» TASK GOAL
Examine the material below. Gather every line in which the string "Österreich" appears.

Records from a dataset
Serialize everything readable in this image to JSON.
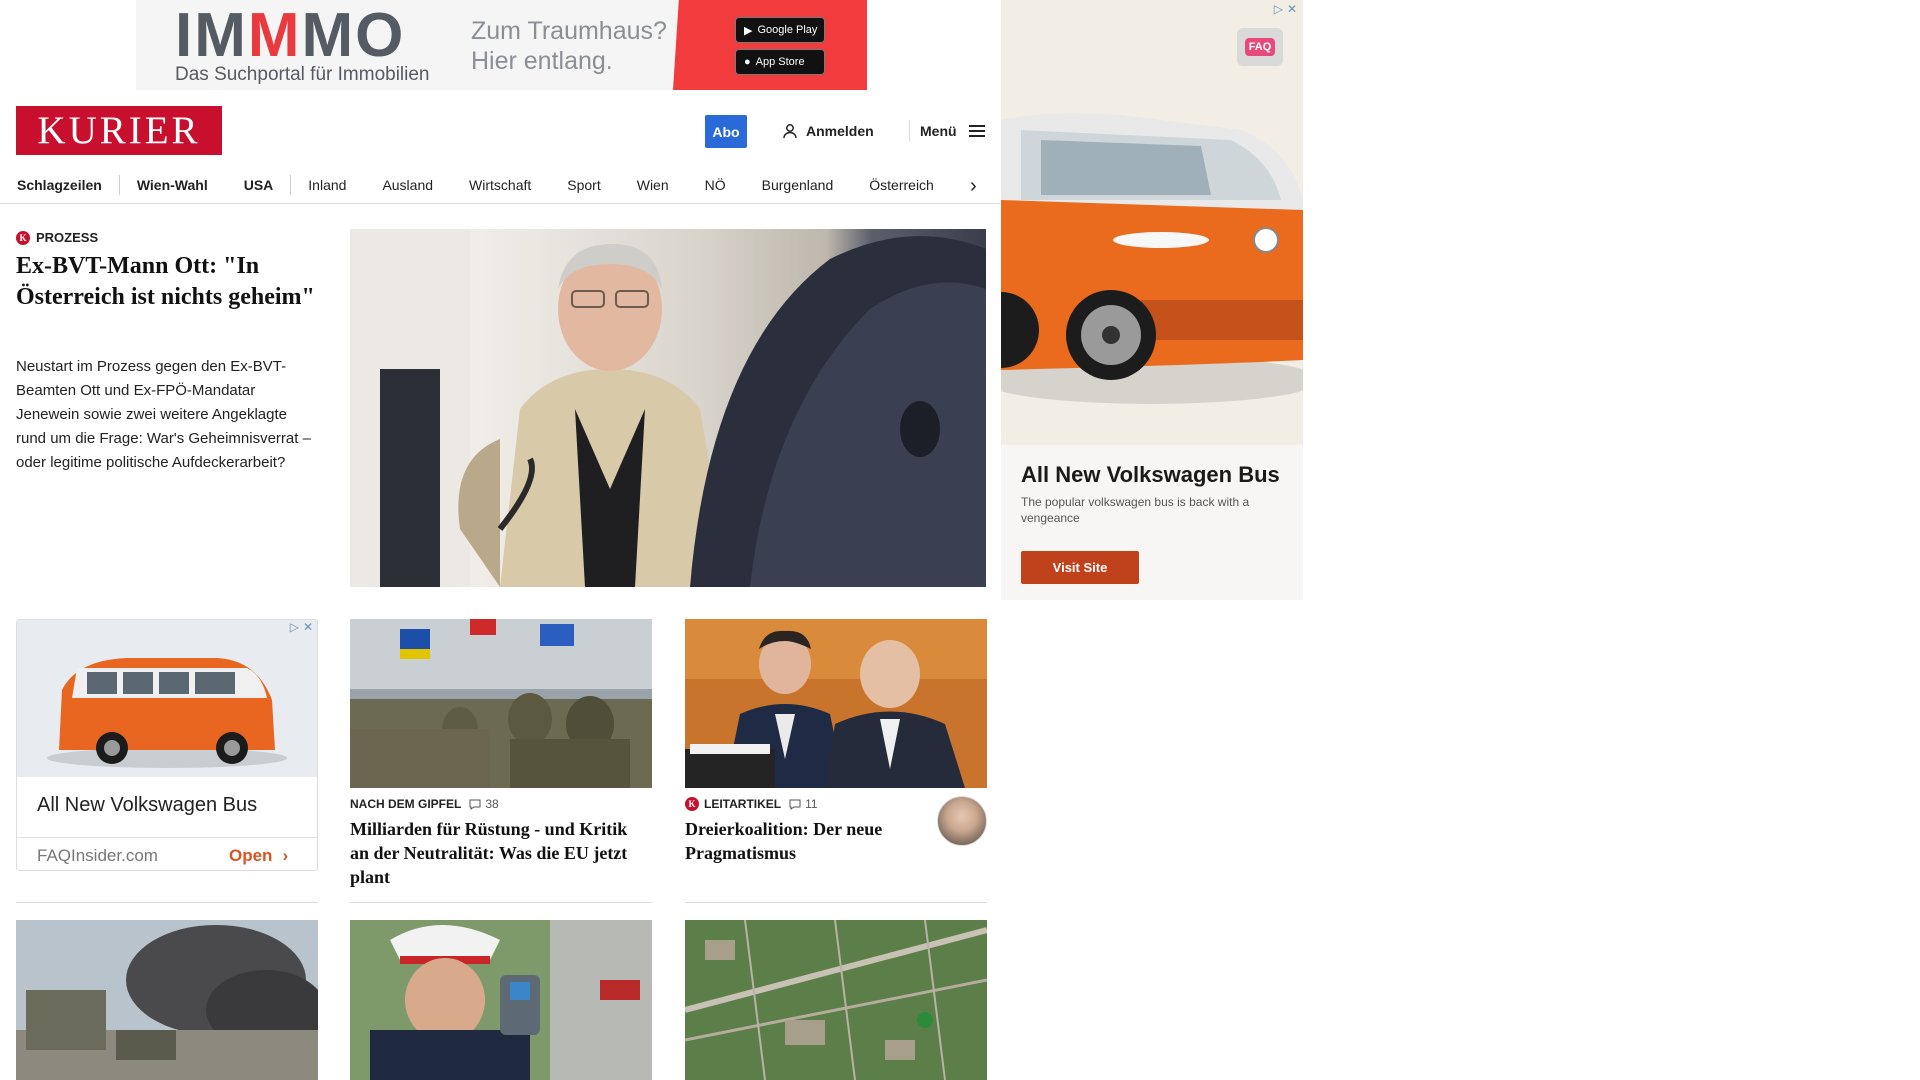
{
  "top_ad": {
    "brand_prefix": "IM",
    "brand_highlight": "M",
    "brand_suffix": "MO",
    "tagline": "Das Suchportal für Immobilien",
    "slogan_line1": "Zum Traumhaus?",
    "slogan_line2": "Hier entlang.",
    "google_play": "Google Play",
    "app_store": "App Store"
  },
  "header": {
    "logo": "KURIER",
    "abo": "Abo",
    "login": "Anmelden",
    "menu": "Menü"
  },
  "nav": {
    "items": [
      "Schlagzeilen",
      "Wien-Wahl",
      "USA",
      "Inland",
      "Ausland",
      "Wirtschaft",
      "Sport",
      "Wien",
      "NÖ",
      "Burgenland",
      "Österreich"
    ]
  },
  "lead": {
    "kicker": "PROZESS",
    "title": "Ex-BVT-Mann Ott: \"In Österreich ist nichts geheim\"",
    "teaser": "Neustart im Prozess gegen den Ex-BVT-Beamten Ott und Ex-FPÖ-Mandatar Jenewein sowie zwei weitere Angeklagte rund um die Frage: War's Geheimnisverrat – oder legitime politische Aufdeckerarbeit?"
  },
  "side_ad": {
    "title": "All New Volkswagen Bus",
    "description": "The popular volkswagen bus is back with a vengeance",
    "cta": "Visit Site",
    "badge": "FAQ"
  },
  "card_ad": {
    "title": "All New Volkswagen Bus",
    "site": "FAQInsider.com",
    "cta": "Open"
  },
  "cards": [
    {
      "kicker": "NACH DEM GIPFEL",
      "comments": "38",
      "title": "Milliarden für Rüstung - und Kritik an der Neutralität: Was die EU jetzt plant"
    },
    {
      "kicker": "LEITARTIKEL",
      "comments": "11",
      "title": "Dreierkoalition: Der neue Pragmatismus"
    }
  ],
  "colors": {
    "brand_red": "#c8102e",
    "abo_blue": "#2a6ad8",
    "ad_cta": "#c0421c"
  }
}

» EXERCISE RESPONSE
      "Österreich"
    "title": "Ex-BVT-Mann Ott: \"In Österreich ist nichts geheim\"",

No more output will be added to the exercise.